**DESCRIPTION OF THE TASK:** Examine the records and identify each line that includes the string "glyph". Copy those lines.

+++ SUPPLIED RECORDS

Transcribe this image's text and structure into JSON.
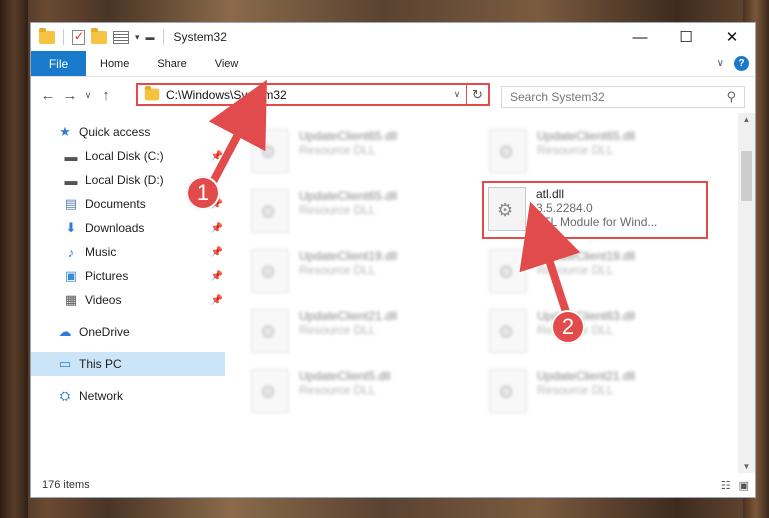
{
  "window": {
    "title": "System32",
    "controls": {
      "minimize": "—",
      "maximize": "☐",
      "close": "✕"
    }
  },
  "ribbon": {
    "file_tab": "File",
    "tabs": [
      "Home",
      "Share",
      "View"
    ],
    "help": "?"
  },
  "navigation": {
    "address_path": "C:\\Windows\\System32",
    "search_placeholder": "Search System32"
  },
  "sidebar": {
    "items": [
      {
        "label": "Quick access",
        "icon": "star-icon",
        "glyph": "★",
        "pinned": false
      },
      {
        "label": "Local Disk (C:)",
        "icon": "drive-icon",
        "glyph": "▬",
        "pinned": true
      },
      {
        "label": "Local Disk (D:)",
        "icon": "drive-icon",
        "glyph": "▬",
        "pinned": false
      },
      {
        "label": "Documents",
        "icon": "documents-icon",
        "glyph": "▤",
        "pinned": true
      },
      {
        "label": "Downloads",
        "icon": "download-icon",
        "glyph": "⬇",
        "pinned": true
      },
      {
        "label": "Music",
        "icon": "music-icon",
        "glyph": "♪",
        "pinned": true
      },
      {
        "label": "Pictures",
        "icon": "pictures-icon",
        "glyph": "▣",
        "pinned": true
      },
      {
        "label": "Videos",
        "icon": "videos-icon",
        "glyph": "▦",
        "pinned": true
      },
      {
        "label": "OneDrive",
        "icon": "cloud-icon",
        "glyph": "☁",
        "pinned": false
      },
      {
        "label": "This PC",
        "icon": "computer-icon",
        "glyph": "▭",
        "pinned": false,
        "selected": true
      },
      {
        "label": "Network",
        "icon": "network-icon",
        "glyph": "⛭",
        "pinned": false
      }
    ]
  },
  "files": [
    {
      "name": "UpdateClient65.dll",
      "sub": "Resource DLL"
    },
    {
      "name": "UpdateClient65.dll",
      "sub": "Resource DLL"
    },
    {
      "name": "UpdateClient65.dll",
      "sub": "Resource DLL"
    },
    {
      "name": "atl.dll",
      "version": "3.5.2284.0",
      "description": "ATL Module for Wind..."
    },
    {
      "name": "UpdateClient19.dll",
      "sub": "Resource DLL"
    },
    {
      "name": "UpdateClient19.dll",
      "sub": "Resource DLL"
    },
    {
      "name": "UpdateClient21.dll",
      "sub": "Resource DLL"
    },
    {
      "name": "UpdateClient63.dll",
      "sub": "Resource DLL"
    },
    {
      "name": "UpdateClient5.dll",
      "sub": "Resource DLL"
    },
    {
      "name": "UpdateClient21.dll",
      "sub": "Resource DLL"
    }
  ],
  "status": {
    "item_count": "176 items"
  },
  "callouts": {
    "first": "1",
    "second": "2"
  },
  "colors": {
    "accent": "#1979ca",
    "highlight": "#e24b4b",
    "selected": "#cce4f7"
  }
}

++++++

**OUTPUT OF THE TASK:**
        "glyph": "★",
        "glyph": "▬",
        "glyph": "▬",
        "glyph": "▤",
        "glyph": "⬇",
        "glyph": "♪",
        "glyph": "▣",
        "glyph": "▦",
        "glyph": "☁",
        "glyph": "▭",
        "glyph": "⛭",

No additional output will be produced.